WORK TO DO> Extract each line from the entries below that has the string "circle" in it.

Figure contents as structured data>
◇ ◇ ◇
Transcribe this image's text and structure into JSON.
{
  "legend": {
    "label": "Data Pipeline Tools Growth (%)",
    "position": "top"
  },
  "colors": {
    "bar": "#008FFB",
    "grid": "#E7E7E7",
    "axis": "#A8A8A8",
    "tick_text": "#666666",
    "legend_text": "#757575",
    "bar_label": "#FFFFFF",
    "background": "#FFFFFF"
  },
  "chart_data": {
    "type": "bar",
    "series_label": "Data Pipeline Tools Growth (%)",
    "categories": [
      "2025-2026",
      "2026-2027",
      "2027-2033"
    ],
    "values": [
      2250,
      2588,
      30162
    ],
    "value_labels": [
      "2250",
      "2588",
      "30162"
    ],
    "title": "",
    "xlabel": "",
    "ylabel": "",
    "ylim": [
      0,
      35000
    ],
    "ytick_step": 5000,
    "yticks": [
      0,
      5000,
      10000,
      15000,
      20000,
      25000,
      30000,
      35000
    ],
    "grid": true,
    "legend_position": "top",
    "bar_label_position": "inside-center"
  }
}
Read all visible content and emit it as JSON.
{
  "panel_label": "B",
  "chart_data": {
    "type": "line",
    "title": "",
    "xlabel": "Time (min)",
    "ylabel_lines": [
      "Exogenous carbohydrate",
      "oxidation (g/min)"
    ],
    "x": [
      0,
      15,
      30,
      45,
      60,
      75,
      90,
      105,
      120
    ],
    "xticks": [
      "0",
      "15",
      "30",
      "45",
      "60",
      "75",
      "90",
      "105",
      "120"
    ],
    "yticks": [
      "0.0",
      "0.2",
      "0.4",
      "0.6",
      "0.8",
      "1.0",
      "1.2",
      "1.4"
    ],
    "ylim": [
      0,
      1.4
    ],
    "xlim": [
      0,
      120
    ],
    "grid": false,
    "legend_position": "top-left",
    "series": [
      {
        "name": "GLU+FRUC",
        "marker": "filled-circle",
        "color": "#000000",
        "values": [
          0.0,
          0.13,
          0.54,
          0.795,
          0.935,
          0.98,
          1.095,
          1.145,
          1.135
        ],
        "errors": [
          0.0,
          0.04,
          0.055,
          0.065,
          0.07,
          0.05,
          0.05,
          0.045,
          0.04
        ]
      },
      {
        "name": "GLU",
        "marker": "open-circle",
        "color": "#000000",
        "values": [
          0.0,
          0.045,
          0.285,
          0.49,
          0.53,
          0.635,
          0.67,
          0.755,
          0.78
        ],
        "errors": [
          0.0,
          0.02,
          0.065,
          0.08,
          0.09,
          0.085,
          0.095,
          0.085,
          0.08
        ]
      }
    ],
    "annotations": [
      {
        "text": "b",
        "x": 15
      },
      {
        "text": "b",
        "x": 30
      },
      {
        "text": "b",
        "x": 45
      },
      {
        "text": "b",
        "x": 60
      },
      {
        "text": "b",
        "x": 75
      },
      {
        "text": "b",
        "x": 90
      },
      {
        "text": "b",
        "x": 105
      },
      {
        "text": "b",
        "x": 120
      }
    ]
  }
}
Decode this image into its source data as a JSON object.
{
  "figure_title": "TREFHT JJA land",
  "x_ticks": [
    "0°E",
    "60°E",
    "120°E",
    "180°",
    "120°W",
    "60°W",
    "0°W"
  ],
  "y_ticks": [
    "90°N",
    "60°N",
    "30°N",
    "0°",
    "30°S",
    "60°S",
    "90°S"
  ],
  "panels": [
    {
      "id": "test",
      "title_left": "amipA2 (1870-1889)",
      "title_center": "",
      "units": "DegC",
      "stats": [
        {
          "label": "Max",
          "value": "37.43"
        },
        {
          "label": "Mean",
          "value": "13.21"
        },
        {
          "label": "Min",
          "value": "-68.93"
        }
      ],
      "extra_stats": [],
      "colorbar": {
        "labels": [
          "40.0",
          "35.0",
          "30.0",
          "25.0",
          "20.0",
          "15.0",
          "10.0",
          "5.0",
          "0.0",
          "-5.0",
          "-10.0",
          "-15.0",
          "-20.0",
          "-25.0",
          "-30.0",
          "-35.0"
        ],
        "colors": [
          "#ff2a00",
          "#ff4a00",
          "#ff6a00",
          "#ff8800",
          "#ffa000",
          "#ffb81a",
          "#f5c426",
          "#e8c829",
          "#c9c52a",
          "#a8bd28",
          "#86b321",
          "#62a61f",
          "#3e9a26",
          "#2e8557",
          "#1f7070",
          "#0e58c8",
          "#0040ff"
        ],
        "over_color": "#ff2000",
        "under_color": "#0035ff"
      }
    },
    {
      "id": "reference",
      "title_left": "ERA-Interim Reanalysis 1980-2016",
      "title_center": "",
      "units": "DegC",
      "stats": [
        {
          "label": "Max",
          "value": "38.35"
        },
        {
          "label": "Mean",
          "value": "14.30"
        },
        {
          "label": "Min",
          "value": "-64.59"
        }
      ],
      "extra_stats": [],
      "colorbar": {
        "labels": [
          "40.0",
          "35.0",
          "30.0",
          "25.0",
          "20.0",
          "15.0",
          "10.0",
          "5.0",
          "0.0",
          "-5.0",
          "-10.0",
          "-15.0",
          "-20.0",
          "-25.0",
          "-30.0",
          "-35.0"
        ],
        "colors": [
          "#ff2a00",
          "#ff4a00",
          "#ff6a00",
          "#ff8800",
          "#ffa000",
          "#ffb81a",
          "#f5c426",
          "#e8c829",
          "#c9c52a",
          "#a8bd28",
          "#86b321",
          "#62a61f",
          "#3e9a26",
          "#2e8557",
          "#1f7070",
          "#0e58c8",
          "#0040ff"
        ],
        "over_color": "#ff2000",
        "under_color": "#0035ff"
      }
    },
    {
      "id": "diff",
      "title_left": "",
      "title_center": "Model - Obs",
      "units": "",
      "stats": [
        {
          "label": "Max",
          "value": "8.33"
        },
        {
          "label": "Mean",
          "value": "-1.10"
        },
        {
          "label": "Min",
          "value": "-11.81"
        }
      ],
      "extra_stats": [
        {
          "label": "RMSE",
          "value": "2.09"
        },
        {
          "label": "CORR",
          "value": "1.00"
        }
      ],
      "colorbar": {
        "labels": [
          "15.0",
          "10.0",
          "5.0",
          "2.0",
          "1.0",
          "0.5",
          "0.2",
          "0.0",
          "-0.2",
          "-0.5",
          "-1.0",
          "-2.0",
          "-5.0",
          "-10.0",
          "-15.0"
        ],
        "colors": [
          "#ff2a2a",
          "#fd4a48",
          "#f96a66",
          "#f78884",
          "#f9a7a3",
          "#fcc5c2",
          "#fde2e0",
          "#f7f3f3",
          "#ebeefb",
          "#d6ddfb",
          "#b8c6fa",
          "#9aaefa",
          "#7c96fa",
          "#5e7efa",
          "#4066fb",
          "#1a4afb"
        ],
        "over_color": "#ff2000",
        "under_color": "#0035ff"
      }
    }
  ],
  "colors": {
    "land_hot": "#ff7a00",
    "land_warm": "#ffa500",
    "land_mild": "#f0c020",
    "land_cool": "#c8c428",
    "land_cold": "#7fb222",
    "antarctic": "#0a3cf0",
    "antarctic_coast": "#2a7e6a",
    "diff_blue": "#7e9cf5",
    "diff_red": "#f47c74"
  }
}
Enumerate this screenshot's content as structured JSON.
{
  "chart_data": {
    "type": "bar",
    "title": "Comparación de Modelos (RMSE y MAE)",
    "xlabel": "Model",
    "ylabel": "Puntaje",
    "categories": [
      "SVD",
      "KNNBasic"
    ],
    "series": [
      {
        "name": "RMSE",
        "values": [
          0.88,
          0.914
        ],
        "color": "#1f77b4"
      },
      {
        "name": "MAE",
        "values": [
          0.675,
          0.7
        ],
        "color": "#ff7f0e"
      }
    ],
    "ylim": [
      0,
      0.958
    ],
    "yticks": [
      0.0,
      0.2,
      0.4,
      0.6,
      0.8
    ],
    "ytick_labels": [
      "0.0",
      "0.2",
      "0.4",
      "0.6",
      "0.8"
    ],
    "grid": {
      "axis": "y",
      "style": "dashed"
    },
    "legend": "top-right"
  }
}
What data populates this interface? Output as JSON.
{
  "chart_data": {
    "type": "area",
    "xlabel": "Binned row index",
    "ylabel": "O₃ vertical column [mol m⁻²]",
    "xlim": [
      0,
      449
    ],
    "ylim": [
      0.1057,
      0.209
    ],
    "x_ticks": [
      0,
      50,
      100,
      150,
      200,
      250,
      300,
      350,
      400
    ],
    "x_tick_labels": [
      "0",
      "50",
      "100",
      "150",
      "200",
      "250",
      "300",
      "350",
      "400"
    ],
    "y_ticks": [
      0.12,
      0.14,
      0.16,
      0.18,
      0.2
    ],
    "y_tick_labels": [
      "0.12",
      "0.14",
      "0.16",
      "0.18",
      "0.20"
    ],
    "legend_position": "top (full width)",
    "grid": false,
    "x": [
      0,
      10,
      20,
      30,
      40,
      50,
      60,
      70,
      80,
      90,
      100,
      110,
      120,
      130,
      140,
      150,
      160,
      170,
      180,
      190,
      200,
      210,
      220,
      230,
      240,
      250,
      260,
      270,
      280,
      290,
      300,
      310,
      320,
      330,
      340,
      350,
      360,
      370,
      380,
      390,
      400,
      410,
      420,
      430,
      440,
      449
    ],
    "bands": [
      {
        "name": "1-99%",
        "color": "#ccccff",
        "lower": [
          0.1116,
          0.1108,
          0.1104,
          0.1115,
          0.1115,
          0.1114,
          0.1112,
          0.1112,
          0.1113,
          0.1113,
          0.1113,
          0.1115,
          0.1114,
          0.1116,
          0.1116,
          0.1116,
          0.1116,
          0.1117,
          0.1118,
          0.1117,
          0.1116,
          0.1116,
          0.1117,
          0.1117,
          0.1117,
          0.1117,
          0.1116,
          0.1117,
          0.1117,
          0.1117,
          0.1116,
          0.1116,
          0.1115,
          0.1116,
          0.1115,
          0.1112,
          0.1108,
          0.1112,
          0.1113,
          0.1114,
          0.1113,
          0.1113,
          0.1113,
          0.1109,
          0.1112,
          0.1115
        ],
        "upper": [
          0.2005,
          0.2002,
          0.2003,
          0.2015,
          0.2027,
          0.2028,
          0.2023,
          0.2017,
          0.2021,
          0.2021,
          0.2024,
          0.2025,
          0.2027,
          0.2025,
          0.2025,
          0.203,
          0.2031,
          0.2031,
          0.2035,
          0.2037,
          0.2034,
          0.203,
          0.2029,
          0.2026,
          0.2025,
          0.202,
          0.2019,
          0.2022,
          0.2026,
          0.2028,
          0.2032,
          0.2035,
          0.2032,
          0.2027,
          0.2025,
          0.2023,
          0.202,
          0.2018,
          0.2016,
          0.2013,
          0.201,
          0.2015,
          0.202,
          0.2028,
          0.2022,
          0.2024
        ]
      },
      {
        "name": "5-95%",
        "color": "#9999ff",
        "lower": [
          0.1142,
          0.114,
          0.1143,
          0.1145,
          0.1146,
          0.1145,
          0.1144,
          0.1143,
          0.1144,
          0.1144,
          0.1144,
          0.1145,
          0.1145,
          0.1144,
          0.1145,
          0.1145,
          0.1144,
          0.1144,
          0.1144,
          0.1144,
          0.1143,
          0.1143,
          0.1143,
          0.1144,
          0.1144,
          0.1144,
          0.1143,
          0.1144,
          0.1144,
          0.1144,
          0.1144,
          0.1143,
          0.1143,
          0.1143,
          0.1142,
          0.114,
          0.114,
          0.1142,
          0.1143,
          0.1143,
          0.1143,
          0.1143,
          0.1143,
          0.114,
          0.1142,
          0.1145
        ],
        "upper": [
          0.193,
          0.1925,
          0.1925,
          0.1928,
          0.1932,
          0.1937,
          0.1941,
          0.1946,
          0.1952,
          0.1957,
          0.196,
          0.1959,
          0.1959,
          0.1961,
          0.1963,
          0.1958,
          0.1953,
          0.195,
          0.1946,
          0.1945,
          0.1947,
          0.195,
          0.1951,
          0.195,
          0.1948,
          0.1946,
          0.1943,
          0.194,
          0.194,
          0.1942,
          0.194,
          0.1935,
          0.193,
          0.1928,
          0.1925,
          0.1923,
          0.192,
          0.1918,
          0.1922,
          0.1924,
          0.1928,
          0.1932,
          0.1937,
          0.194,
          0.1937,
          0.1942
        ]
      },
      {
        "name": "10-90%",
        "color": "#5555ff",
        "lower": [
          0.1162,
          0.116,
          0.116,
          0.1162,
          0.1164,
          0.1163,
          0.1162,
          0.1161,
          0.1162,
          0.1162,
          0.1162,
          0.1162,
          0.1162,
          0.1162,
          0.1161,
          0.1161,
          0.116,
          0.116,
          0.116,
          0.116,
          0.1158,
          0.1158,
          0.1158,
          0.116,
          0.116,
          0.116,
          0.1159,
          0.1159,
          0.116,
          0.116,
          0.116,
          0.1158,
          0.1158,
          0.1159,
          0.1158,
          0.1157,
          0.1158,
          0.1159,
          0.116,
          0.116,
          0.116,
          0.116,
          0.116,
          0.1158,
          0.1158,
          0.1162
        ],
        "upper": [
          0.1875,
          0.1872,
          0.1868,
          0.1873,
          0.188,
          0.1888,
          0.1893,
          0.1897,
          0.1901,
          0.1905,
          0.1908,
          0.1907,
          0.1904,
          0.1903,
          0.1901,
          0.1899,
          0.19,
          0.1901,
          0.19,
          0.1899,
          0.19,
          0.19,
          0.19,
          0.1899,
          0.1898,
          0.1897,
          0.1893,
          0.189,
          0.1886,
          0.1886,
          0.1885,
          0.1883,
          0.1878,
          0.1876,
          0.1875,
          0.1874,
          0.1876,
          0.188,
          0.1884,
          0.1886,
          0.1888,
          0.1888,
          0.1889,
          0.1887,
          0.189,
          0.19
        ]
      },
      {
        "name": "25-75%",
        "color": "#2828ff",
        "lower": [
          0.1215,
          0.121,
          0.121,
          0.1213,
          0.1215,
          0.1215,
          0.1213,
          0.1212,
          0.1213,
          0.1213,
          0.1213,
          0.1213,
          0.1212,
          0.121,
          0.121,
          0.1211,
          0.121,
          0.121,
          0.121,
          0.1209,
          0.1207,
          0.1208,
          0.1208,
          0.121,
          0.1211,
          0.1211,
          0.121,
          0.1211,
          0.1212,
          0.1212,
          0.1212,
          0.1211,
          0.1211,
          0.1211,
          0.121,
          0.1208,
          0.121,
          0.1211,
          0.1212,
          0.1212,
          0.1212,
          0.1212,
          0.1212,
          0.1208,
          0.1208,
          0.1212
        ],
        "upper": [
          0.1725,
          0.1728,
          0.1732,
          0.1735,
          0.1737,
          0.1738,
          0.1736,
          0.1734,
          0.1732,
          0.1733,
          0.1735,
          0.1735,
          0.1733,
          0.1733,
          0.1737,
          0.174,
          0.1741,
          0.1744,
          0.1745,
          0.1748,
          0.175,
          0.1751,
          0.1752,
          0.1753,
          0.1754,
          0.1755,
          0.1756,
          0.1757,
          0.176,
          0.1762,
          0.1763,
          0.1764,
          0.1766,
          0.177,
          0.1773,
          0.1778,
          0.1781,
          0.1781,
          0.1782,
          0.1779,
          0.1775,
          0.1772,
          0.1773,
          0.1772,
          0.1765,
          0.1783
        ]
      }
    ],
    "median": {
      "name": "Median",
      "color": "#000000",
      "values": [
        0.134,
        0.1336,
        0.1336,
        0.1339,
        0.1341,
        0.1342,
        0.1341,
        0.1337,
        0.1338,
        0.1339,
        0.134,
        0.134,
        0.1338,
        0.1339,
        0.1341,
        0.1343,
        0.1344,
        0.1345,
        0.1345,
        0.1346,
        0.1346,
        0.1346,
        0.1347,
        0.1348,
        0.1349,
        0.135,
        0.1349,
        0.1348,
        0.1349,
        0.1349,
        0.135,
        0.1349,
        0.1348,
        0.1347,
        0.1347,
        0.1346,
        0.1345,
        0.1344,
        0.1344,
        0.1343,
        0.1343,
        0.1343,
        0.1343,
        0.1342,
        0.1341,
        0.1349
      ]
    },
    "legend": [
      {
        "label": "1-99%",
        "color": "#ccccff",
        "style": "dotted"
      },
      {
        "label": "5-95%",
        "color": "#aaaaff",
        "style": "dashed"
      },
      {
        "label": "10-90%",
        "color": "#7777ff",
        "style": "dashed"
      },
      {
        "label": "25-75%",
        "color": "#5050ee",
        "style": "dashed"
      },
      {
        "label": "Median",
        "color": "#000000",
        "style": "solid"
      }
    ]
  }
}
◇ ◇ ◇
THE COMPLETED TASK>
        "marker": "filled-circle",
        "marker": "open-circle",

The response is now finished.